What is being asked
Write out every line of the material as it stands, apart from the pictures.

%%

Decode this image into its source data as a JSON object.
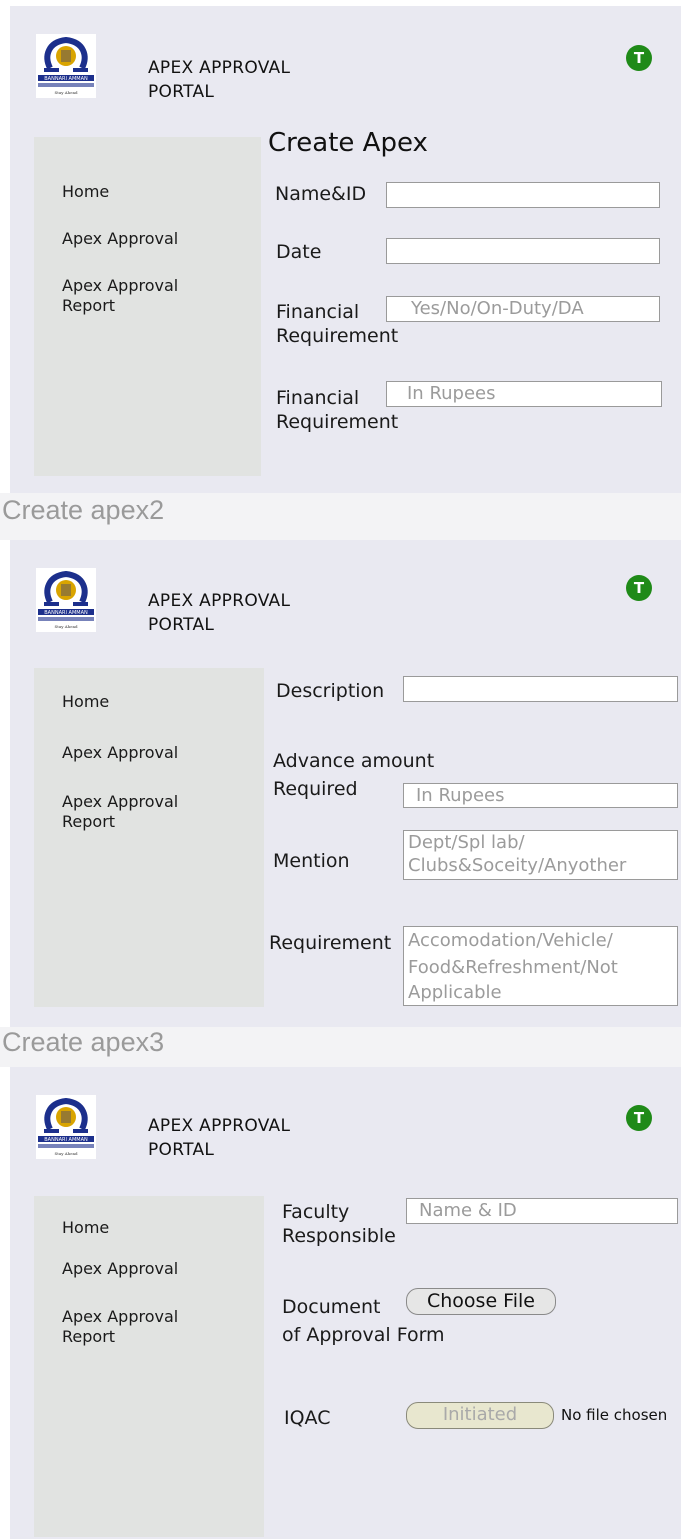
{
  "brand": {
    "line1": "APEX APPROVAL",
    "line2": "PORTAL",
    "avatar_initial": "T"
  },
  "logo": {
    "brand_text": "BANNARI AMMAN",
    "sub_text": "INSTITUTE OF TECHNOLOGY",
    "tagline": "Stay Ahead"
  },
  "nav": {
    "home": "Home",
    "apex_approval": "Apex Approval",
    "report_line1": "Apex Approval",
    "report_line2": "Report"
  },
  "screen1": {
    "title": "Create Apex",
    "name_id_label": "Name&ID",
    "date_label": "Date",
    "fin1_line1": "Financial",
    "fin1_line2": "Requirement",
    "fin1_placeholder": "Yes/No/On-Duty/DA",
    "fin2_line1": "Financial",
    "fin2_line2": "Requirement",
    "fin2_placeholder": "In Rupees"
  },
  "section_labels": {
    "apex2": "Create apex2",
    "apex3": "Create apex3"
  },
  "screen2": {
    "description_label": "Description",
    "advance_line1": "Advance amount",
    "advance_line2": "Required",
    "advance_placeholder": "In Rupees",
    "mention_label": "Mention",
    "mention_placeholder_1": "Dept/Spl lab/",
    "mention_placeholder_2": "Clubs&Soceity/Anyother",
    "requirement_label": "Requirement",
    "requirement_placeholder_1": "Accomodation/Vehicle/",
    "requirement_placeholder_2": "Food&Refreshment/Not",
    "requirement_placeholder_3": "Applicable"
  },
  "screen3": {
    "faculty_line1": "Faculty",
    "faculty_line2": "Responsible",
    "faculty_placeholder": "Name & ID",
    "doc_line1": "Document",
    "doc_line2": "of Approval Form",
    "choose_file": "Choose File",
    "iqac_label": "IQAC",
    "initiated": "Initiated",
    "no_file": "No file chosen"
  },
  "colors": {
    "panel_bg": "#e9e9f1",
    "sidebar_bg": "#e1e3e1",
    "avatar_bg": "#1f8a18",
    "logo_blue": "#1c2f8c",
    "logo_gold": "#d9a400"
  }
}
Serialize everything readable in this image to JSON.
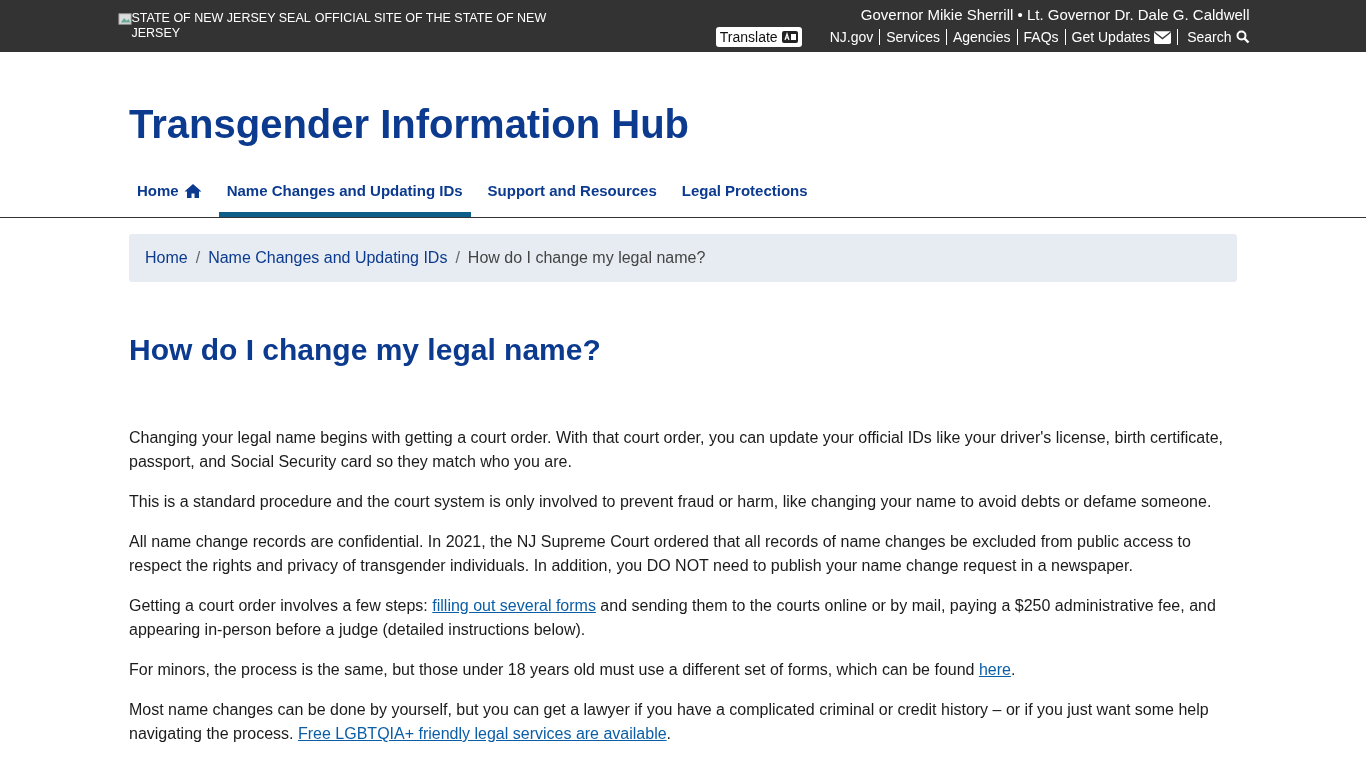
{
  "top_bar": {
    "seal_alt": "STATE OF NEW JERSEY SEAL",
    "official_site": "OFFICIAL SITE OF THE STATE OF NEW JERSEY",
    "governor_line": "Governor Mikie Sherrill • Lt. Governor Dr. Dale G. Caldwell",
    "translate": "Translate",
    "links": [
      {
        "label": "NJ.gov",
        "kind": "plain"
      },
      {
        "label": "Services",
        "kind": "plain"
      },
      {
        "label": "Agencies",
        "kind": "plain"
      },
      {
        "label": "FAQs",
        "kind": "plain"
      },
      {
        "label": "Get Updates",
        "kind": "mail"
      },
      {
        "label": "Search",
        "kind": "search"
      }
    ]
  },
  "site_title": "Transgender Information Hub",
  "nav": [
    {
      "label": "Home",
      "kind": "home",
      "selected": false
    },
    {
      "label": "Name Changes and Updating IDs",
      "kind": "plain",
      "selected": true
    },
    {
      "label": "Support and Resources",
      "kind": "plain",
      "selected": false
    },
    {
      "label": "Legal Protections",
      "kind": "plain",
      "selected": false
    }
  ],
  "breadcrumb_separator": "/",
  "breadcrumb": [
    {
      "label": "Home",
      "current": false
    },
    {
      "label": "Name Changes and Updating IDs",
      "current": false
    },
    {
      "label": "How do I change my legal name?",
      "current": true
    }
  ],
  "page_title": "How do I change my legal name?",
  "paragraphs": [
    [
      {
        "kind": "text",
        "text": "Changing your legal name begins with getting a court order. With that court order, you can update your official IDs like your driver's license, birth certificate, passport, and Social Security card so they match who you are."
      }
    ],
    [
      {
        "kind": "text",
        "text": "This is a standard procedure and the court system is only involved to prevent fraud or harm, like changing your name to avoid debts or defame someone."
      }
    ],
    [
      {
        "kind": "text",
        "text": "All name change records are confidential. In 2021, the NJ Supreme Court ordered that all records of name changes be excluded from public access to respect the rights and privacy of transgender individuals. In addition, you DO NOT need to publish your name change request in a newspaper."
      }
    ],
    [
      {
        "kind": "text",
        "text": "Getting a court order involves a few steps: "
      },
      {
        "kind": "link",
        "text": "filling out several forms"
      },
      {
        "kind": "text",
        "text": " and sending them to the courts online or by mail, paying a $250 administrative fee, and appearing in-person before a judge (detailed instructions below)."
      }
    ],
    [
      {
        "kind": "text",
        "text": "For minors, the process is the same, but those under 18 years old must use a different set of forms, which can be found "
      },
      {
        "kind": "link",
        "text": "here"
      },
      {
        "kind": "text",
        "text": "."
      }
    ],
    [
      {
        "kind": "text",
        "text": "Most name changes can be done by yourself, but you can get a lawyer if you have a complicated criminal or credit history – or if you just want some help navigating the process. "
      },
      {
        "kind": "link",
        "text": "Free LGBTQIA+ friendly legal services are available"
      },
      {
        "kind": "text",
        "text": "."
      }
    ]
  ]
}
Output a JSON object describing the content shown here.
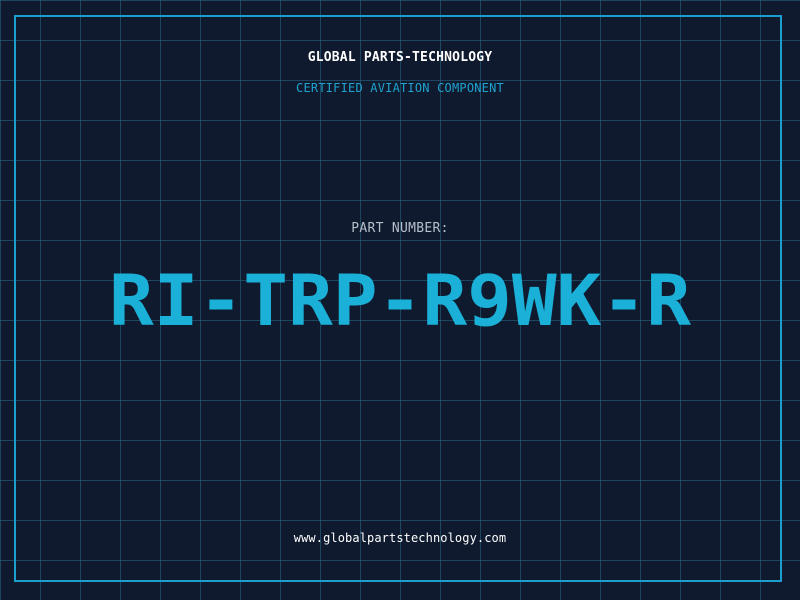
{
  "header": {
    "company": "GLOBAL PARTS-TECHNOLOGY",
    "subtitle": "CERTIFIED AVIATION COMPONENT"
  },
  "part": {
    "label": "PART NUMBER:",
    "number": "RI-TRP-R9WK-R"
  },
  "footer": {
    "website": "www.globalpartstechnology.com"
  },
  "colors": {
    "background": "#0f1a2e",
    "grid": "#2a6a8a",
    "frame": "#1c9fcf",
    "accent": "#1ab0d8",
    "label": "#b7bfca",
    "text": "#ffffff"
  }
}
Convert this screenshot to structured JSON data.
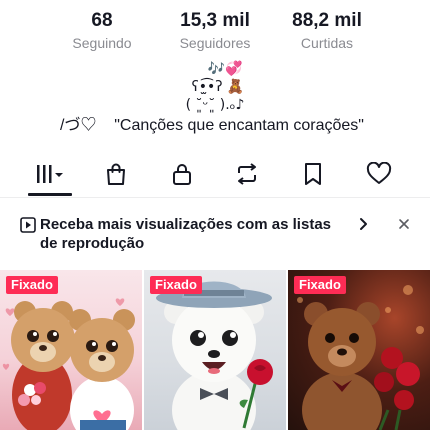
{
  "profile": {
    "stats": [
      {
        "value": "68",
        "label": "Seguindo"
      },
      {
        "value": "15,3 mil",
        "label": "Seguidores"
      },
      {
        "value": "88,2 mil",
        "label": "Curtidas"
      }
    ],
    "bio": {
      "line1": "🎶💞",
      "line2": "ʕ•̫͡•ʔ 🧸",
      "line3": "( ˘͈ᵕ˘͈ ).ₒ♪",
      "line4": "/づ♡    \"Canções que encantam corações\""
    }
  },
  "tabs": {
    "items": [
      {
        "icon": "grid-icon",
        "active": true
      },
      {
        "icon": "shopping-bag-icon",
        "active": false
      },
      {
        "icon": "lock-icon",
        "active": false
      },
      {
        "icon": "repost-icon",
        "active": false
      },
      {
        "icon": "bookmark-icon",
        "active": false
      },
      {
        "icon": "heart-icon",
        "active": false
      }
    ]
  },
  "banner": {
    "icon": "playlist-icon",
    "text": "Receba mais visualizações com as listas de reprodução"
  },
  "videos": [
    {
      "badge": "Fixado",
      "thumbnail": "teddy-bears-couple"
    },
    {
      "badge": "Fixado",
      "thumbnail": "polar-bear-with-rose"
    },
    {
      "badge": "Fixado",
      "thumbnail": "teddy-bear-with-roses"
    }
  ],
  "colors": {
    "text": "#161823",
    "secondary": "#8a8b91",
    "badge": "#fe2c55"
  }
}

%%

Solution to this problem
Decode this image into its source data as a JSON object.
{
  "brand": {
    "line1": "APEX APPROVAL",
    "line2": "PORTAL",
    "avatar_initial": "T"
  },
  "logo": {
    "brand_text": "BANNARI AMMAN",
    "sub_text": "INSTITUTE OF TECHNOLOGY",
    "tagline": "Stay Ahead"
  },
  "nav": {
    "home": "Home",
    "apex_approval": "Apex Approval",
    "report_line1": "Apex Approval",
    "report_line2": "Report"
  },
  "screen1": {
    "title": "Create Apex",
    "name_id_label": "Name&ID",
    "date_label": "Date",
    "fin1_line1": "Financial",
    "fin1_line2": "Requirement",
    "fin1_placeholder": "Yes/No/On-Duty/DA",
    "fin2_line1": "Financial",
    "fin2_line2": "Requirement",
    "fin2_placeholder": "In Rupees"
  },
  "section_labels": {
    "apex2": "Create apex2",
    "apex3": "Create apex3"
  },
  "screen2": {
    "description_label": "Description",
    "advance_line1": "Advance amount",
    "advance_line2": "Required",
    "advance_placeholder": "In Rupees",
    "mention_label": "Mention",
    "mention_placeholder_1": "Dept/Spl lab/",
    "mention_placeholder_2": "Clubs&Soceity/Anyother",
    "requirement_label": "Requirement",
    "requirement_placeholder_1": "Accomodation/Vehicle/",
    "requirement_placeholder_2": "Food&Refreshment/Not",
    "requirement_placeholder_3": "Applicable"
  },
  "screen3": {
    "faculty_line1": "Faculty",
    "faculty_line2": "Responsible",
    "faculty_placeholder": "Name & ID",
    "doc_line1": "Document",
    "doc_line2": "of Approval Form",
    "choose_file": "Choose File",
    "iqac_label": "IQAC",
    "initiated": "Initiated",
    "no_file": "No file chosen"
  },
  "colors": {
    "panel_bg": "#e9e9f1",
    "sidebar_bg": "#e1e3e1",
    "avatar_bg": "#1f8a18",
    "logo_blue": "#1c2f8c",
    "logo_gold": "#d9a400"
  }
}
Serialize everything readable in this image to JSON.
{
  "top_bar": {
    "seal_alt": "STATE OF NEW JERSEY SEAL",
    "official_site": "OFFICIAL SITE OF THE STATE OF NEW JERSEY",
    "governor_line": "Governor Mikie Sherrill • Lt. Governor Dr. Dale G. Caldwell",
    "translate": "Translate",
    "links": [
      {
        "label": "NJ.gov",
        "kind": "plain"
      },
      {
        "label": "Services",
        "kind": "plain"
      },
      {
        "label": "Agencies",
        "kind": "plain"
      },
      {
        "label": "FAQs",
        "kind": "plain"
      },
      {
        "label": "Get Updates",
        "kind": "mail"
      },
      {
        "label": "Search",
        "kind": "search"
      }
    ]
  },
  "site_title": "Transgender Information Hub",
  "nav": [
    {
      "label": "Home",
      "kind": "home",
      "selected": false
    },
    {
      "label": "Name Changes and Updating IDs",
      "kind": "plain",
      "selected": true
    },
    {
      "label": "Support and Resources",
      "kind": "plain",
      "selected": false
    },
    {
      "label": "Legal Protections",
      "kind": "plain",
      "selected": false
    }
  ],
  "breadcrumb_separator": "/",
  "breadcrumb": [
    {
      "label": "Home",
      "current": false
    },
    {
      "label": "Name Changes and Updating IDs",
      "current": false
    },
    {
      "label": "How do I change my legal name?",
      "current": true
    }
  ],
  "page_title": "How do I change my legal name?",
  "paragraphs": [
    [
      {
        "kind": "text",
        "text": "Changing your legal name begins with getting a court order. With that court order, you can update your official IDs like your driver's license, birth certificate, passport, and Social Security card so they match who you are."
      }
    ],
    [
      {
        "kind": "text",
        "text": "This is a standard procedure and the court system is only involved to prevent fraud or harm, like changing your name to avoid debts or defame someone."
      }
    ],
    [
      {
        "kind": "text",
        "text": "All name change records are confidential. In 2021, the NJ Supreme Court ordered that all records of name changes be excluded from public access to respect the rights and privacy of transgender individuals. In addition, you DO NOT need to publish your name change request in a newspaper."
      }
    ],
    [
      {
        "kind": "text",
        "text": "Getting a court order involves a few steps: "
      },
      {
        "kind": "link",
        "text": "filling out several forms"
      },
      {
        "kind": "text",
        "text": " and sending them to the courts online or by mail, paying a $250 administrative fee, and appearing in-person before a judge (detailed instructions below)."
      }
    ],
    [
      {
        "kind": "text",
        "text": "For minors, the process is the same, but those under 18 years old must use a different set of forms, which can be found "
      },
      {
        "kind": "link",
        "text": "here"
      },
      {
        "kind": "text",
        "text": "."
      }
    ],
    [
      {
        "kind": "text",
        "text": "Most name changes can be done by yourself, but you can get a lawyer if you have a complicated criminal or credit history – or if you just want some help navigating the process. "
      },
      {
        "kind": "link",
        "text": "Free LGBTQIA+ friendly legal services are available"
      },
      {
        "kind": "text",
        "text": "."
      }
    ]
  ]
}
Output a JSON object describing the content shown here.
{
  "header": {
    "company": "GLOBAL PARTS-TECHNOLOGY",
    "subtitle": "CERTIFIED AVIATION COMPONENT"
  },
  "part": {
    "label": "PART NUMBER:",
    "number": "RI-TRP-R9WK-R"
  },
  "footer": {
    "website": "www.globalpartstechnology.com"
  },
  "colors": {
    "background": "#0f1a2e",
    "grid": "#2a6a8a",
    "frame": "#1c9fcf",
    "accent": "#1ab0d8",
    "label": "#b7bfca",
    "text": "#ffffff"
  }
}
Convert this screenshot to structured JSON data.
{
  "profile": {
    "stats": [
      {
        "value": "68",
        "label": "Seguindo"
      },
      {
        "value": "15,3 mil",
        "label": "Seguidores"
      },
      {
        "value": "88,2 mil",
        "label": "Curtidas"
      }
    ],
    "bio": {
      "line1": "🎶💞",
      "line2": "ʕ•̫͡•ʔ 🧸",
      "line3": "( ˘͈ᵕ˘͈ ).ₒ♪",
      "line4": "/づ♡    \"Canções que encantam corações\""
    }
  },
  "tabs": {
    "items": [
      {
        "icon": "grid-icon",
        "active": true
      },
      {
        "icon": "shopping-bag-icon",
        "active": false
      },
      {
        "icon": "lock-icon",
        "active": false
      },
      {
        "icon": "repost-icon",
        "active": false
      },
      {
        "icon": "bookmark-icon",
        "active": false
      },
      {
        "icon": "heart-icon",
        "active": false
      }
    ]
  },
  "banner": {
    "icon": "playlist-icon",
    "text": "Receba mais visualizações com as listas de reprodução"
  },
  "videos": [
    {
      "badge": "Fixado",
      "thumbnail": "teddy-bears-couple"
    },
    {
      "badge": "Fixado",
      "thumbnail": "polar-bear-with-rose"
    },
    {
      "badge": "Fixado",
      "thumbnail": "teddy-bear-with-roses"
    }
  ],
  "colors": {
    "text": "#161823",
    "secondary": "#8a8b91",
    "badge": "#fe2c55"
  }
}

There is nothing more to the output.